Que estamos atravesando una crisis profunda a nivel político, social, económico, cultural, e incluso, ético, en esta España nuestra, es evidente. El gran problema es cómo salir de ella. No podemos quedarnos quietos. Un pueblo ha de tener arrestos para tirar adelante. Según el conde Romanones "Cuando un pueblo se resigna con el vencimiento y convive con el vencedor sin protestar, es que ya no palpita en él el amor a la patria y que ha llegado al último escalón de la degradación cívica". En esta tarea colectiva son necesarios políticos con capacidad de liderazgo.

Hoy no quiero extenderme en las posibles políticas para salir de este pozo. No obstante, aunque esquemáticamente, ahí van algunas: recuperar la democracia, ejemplaridad política, instituciones al servicio del pueblo, auditoría de la deuda pública, una fiscalidad más justa, persecución del fraude y los paraísos fiscales, servicios básicos controlados por el Estado, políticas activas de empleo, defensa del Estado de bienestar, etc.

▸ Tarea planteada A
Responde según el fragmento:
(i) ¿Qué capacidad deben tener los políticos necesarios en la tarea colectiva?
(ii) ¿A quién se atribuye la cita sobre el pueblo que se resigna con el vencimiento?
(iii) ¿Qué se propone auditar entre las políticas enumeradas?
▸ Tarea planteada B
¿Puedes actualizar el fragmento en todo lo que va de "Hoy no quiero" hasta "de bienestar, etc.", poniendo "agujero" en lugar de "pozo", y escribirlo de nuevo?
Los registros no guardan relación alguna con el fragmento.

Anotaciones de elementos de diseño:
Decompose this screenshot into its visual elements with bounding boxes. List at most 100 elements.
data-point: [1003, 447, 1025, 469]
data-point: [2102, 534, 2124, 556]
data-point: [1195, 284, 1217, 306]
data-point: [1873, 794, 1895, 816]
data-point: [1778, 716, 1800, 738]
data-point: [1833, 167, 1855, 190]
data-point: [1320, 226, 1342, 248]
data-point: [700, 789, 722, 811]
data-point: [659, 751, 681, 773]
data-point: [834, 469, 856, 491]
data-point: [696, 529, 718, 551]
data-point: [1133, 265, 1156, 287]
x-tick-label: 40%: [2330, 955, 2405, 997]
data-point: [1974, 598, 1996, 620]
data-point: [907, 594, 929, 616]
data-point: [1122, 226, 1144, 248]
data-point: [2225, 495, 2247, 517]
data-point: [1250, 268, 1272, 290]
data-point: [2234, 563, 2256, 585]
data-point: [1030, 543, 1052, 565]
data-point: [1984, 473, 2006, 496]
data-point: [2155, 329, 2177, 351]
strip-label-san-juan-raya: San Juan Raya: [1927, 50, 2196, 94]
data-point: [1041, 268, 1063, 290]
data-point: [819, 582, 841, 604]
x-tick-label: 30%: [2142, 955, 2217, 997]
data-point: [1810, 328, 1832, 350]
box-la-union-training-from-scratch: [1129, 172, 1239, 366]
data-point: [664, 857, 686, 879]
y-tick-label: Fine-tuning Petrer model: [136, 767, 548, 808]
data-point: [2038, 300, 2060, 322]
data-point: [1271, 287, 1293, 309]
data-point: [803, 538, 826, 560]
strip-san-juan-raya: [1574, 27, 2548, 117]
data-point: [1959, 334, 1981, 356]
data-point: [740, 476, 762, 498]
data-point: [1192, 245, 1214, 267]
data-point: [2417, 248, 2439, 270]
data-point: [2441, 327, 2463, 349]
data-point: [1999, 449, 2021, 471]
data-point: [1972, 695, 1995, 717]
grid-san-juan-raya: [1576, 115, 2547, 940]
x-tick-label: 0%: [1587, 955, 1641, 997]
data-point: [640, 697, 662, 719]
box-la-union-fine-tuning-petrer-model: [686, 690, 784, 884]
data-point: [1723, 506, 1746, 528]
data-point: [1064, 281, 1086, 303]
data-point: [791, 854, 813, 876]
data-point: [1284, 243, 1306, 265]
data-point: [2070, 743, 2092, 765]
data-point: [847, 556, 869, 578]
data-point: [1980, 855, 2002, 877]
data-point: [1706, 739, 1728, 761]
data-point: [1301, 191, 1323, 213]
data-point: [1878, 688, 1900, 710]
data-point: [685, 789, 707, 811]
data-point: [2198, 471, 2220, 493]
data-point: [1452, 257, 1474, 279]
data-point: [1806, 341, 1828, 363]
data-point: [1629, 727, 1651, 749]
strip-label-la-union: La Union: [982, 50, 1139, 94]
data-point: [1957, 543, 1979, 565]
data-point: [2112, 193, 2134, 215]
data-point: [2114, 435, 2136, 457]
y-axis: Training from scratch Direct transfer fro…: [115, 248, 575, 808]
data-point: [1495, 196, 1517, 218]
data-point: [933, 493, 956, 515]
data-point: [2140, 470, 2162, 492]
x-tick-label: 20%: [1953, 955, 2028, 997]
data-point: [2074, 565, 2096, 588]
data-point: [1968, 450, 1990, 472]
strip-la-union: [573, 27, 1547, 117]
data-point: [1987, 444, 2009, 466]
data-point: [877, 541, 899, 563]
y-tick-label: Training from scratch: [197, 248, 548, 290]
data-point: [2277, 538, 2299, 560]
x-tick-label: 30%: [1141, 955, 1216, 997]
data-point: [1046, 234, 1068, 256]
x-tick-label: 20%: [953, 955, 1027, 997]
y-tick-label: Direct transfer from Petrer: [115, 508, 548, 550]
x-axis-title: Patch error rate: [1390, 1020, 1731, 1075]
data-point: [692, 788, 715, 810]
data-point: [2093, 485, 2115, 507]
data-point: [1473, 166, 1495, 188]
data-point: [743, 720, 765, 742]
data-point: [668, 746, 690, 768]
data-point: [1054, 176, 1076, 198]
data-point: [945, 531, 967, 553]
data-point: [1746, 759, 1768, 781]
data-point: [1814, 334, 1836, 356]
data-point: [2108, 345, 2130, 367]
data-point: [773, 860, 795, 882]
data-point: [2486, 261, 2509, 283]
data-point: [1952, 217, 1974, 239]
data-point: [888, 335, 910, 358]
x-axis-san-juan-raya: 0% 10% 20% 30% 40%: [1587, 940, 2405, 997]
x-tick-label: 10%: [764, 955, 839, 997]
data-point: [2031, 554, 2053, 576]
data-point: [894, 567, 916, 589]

▸ Respuesta escrita A
(i) Capacidad de liderazgo.
(ii) Al conde Romanones.
(iii) La deuda pública.

▸ Respuesta escrita B
Hoy no quiero extenderme en las posibles políticas para salir de este agujero. No obstante, aunque esquemáticamente, ahí van algunas: recuperar la democracia, ejemplaridad política, instituciones al servicio del pueblo, auditoría de la deuda pública, una fiscalidad más justa, persecución del fraude y los paraísos fiscales, servicios básicos controlados por el Estado, políticas activas de empleo, defensa del Estado de bienestar, etc.